WRITTEN TASK:
Search the listing below for "Downloads". Copy each matching line.
[begin ENTRIES SUPPLIED]
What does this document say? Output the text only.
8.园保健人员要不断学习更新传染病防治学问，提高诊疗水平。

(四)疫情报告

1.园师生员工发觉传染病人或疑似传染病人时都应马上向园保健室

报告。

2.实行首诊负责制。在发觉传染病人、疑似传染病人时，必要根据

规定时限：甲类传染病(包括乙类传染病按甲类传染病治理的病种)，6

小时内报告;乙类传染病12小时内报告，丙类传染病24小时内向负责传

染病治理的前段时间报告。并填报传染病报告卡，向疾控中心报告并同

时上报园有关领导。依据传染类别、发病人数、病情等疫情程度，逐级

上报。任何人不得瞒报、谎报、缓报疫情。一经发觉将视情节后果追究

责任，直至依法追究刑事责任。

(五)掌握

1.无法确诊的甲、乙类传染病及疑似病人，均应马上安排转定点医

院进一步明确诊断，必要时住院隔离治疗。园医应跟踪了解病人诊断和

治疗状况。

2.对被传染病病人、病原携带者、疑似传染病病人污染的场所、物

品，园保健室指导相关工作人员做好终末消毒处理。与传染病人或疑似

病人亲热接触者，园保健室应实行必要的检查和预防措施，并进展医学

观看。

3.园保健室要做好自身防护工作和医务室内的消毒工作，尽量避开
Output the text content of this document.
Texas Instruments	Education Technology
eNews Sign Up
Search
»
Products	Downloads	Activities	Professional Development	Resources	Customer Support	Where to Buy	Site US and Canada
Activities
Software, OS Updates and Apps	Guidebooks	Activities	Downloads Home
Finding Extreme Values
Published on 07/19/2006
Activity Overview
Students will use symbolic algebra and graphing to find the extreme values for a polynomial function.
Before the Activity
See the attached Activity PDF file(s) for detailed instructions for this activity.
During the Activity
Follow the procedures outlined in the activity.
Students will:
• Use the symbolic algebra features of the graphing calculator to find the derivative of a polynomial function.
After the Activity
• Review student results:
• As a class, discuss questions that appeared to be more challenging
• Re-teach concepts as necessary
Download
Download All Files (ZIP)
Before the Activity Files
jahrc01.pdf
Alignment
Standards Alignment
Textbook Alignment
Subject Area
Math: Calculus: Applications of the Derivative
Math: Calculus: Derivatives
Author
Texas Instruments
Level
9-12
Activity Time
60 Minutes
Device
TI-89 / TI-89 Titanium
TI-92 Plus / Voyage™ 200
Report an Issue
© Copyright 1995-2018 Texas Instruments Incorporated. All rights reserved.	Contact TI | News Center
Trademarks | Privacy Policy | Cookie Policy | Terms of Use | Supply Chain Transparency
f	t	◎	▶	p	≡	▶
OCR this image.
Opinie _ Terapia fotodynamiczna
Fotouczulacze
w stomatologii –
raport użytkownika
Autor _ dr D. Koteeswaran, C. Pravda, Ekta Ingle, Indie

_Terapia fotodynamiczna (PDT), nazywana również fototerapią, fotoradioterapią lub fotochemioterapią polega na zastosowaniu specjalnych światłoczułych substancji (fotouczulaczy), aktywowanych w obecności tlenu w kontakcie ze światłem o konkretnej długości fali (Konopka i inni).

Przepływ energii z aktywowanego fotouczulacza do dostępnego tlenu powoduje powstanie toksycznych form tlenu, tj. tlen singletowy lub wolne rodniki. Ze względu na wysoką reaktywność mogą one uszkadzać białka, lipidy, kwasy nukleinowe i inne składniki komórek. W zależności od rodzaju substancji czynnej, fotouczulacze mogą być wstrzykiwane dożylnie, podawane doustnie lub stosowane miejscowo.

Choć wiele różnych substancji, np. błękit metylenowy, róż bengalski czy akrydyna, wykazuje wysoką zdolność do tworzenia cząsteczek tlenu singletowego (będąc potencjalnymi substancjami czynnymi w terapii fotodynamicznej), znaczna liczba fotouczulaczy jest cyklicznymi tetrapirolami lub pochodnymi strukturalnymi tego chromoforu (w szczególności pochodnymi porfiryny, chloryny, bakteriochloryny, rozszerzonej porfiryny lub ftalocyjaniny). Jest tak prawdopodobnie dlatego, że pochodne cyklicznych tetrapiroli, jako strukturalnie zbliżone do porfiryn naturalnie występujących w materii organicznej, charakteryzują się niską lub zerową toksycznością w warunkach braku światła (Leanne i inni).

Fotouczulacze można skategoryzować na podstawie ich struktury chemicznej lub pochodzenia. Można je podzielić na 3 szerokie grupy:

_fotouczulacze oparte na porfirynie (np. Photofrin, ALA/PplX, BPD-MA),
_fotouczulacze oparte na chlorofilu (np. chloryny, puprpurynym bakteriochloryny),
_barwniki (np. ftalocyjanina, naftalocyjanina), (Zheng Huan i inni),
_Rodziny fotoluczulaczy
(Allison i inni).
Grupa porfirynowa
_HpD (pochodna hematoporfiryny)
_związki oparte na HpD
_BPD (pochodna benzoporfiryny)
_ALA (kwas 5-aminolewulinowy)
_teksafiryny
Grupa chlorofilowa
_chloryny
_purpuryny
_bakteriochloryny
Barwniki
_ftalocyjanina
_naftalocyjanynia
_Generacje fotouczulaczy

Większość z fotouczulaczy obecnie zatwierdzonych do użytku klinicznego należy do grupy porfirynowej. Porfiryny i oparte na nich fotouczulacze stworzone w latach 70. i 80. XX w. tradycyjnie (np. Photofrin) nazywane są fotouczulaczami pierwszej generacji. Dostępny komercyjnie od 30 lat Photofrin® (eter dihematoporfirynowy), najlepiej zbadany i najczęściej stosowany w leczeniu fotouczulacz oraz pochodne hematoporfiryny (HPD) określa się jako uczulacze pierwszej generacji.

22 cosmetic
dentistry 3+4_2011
[end ENTRIES SUPPLIED]
RESPONSE FOR THIS EXERCISE:
Products	Downloads	Activities	Professional Development	Resources	Customer Support	Where to Buy	Site US and Canada
Software, OS Updates and Apps	Guidebooks	Activities	Downloads Home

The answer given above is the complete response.